Records from a dataset:
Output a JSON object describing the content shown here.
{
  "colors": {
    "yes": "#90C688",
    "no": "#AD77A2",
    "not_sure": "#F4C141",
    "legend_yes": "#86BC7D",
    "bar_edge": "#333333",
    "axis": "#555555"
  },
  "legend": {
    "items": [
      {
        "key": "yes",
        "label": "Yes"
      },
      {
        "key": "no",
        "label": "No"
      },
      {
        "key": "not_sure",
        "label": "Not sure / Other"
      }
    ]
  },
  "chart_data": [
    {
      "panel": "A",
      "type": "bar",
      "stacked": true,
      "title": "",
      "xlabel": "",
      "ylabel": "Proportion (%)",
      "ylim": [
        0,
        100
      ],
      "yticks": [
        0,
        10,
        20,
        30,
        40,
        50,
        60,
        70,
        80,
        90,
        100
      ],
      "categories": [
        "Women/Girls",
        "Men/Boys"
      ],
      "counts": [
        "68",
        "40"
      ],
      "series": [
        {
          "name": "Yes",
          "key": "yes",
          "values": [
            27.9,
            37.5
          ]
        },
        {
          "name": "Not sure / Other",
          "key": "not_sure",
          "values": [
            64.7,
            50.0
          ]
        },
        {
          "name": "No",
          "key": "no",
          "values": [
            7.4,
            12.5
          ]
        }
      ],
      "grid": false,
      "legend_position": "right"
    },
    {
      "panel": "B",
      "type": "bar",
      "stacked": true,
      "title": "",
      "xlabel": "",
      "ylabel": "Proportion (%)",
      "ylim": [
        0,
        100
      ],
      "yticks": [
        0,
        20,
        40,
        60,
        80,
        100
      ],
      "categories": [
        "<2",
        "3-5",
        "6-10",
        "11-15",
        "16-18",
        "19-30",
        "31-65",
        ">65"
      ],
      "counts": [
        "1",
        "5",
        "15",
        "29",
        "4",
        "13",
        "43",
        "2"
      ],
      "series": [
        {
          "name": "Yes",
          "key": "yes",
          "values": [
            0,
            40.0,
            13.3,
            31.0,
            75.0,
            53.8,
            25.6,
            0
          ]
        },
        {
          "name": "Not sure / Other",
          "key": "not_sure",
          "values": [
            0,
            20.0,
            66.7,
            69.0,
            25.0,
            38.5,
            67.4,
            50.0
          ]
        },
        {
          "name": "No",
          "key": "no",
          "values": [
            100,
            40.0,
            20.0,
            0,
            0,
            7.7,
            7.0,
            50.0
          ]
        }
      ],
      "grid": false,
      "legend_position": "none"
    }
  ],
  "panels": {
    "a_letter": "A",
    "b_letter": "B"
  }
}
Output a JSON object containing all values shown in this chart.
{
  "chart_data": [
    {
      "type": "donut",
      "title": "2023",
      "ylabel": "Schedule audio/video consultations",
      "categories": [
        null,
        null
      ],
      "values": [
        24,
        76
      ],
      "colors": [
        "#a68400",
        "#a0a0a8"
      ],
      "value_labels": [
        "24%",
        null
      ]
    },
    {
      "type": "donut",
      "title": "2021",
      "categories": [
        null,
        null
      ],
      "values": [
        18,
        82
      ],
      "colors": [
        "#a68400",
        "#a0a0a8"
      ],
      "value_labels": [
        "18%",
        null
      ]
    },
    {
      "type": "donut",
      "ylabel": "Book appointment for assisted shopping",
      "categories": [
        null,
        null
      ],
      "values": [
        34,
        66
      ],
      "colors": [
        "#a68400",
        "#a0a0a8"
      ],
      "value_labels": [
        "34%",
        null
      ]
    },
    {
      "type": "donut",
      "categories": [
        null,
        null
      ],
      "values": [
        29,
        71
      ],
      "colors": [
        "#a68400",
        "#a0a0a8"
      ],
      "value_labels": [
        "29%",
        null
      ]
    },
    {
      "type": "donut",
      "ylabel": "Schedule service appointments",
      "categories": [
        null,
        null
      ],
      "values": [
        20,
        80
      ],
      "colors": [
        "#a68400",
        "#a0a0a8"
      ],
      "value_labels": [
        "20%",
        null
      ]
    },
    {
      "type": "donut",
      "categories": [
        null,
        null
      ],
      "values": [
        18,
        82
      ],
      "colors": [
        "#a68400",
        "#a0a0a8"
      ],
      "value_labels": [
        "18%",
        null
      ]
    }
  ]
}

DIRECTIONS: Restate each entry exactly, skipping none.

EXERCISE RESULT:
Output a JSON object describing the content shown here.
{
  "colors": {
    "yes": "#90C688",
    "no": "#AD77A2",
    "not_sure": "#F4C141",
    "legend_yes": "#86BC7D",
    "bar_edge": "#333333",
    "axis": "#555555"
  },
  "legend": {
    "items": [
      {
        "key": "yes",
        "label": "Yes"
      },
      {
        "key": "no",
        "label": "No"
      },
      {
        "key": "not_sure",
        "label": "Not sure / Other"
      }
    ]
  },
  "chart_data": [
    {
      "panel": "A",
      "type": "bar",
      "stacked": true,
      "title": "",
      "xlabel": "",
      "ylabel": "Proportion (%)",
      "ylim": [
        0,
        100
      ],
      "yticks": [
        0,
        10,
        20,
        30,
        40,
        50,
        60,
        70,
        80,
        90,
        100
      ],
      "categories": [
        "Women/Girls",
        "Men/Boys"
      ],
      "counts": [
        "68",
        "40"
      ],
      "series": [
        {
          "name": "Yes",
          "key": "yes",
          "values": [
            27.9,
            37.5
          ]
        },
        {
          "name": "Not sure / Other",
          "key": "not_sure",
          "values": [
            64.7,
            50.0
          ]
        },
        {
          "name": "No",
          "key": "no",
          "values": [
            7.4,
            12.5
          ]
        }
      ],
      "grid": false,
      "legend_position": "right"
    },
    {
      "panel": "B",
      "type": "bar",
      "stacked": true,
      "title": "",
      "xlabel": "",
      "ylabel": "Proportion (%)",
      "ylim": [
        0,
        100
      ],
      "yticks": [
        0,
        20,
        40,
        60,
        80,
        100
      ],
      "categories": [
        "<2",
        "3-5",
        "6-10",
        "11-15",
        "16-18",
        "19-30",
        "31-65",
        ">65"
      ],
      "counts": [
        "1",
        "5",
        "15",
        "29",
        "4",
        "13",
        "43",
        "2"
      ],
      "series": [
        {
          "name": "Yes",
          "key": "yes",
          "values": [
            0,
            40.0,
            13.3,
            31.0,
            75.0,
            53.8,
            25.6,
            0
          ]
        },
        {
          "name": "Not sure / Other",
          "key": "not_sure",
          "values": [
            0,
            20.0,
            66.7,
            69.0,
            25.0,
            38.5,
            67.4,
            50.0
          ]
        },
        {
          "name": "No",
          "key": "no",
          "values": [
            100,
            40.0,
            20.0,
            0,
            0,
            7.7,
            7.0,
            50.0
          ]
        }
      ],
      "grid": false,
      "legend_position": "none"
    }
  ],
  "panels": {
    "a_letter": "A",
    "b_letter": "B"
  }
}
Output a JSON object containing all values shown in this chart.
{
  "chart_data": [
    {
      "type": "donut",
      "title": "2023",
      "ylabel": "Schedule audio/video consultations",
      "categories": [
        null,
        null
      ],
      "values": [
        24,
        76
      ],
      "colors": [
        "#a68400",
        "#a0a0a8"
      ],
      "value_labels": [
        "24%",
        null
      ]
    },
    {
      "type": "donut",
      "title": "2021",
      "categories": [
        null,
        null
      ],
      "values": [
        18,
        82
      ],
      "colors": [
        "#a68400",
        "#a0a0a8"
      ],
      "value_labels": [
        "18%",
        null
      ]
    },
    {
      "type": "donut",
      "ylabel": "Book appointment for assisted shopping",
      "categories": [
        null,
        null
      ],
      "values": [
        34,
        66
      ],
      "colors": [
        "#a68400",
        "#a0a0a8"
      ],
      "value_labels": [
        "34%",
        null
      ]
    },
    {
      "type": "donut",
      "categories": [
        null,
        null
      ],
      "values": [
        29,
        71
      ],
      "colors": [
        "#a68400",
        "#a0a0a8"
      ],
      "value_labels": [
        "29%",
        null
      ]
    },
    {
      "type": "donut",
      "ylabel": "Schedule service appointments",
      "categories": [
        null,
        null
      ],
      "values": [
        20,
        80
      ],
      "colors": [
        "#a68400",
        "#a0a0a8"
      ],
      "value_labels": [
        "20%",
        null
      ]
    },
    {
      "type": "donut",
      "categories": [
        null,
        null
      ],
      "values": [
        18,
        82
      ],
      "colors": [
        "#a68400",
        "#a0a0a8"
      ],
      "value_labels": [
        "18%",
        null
      ]
    }
  ]
}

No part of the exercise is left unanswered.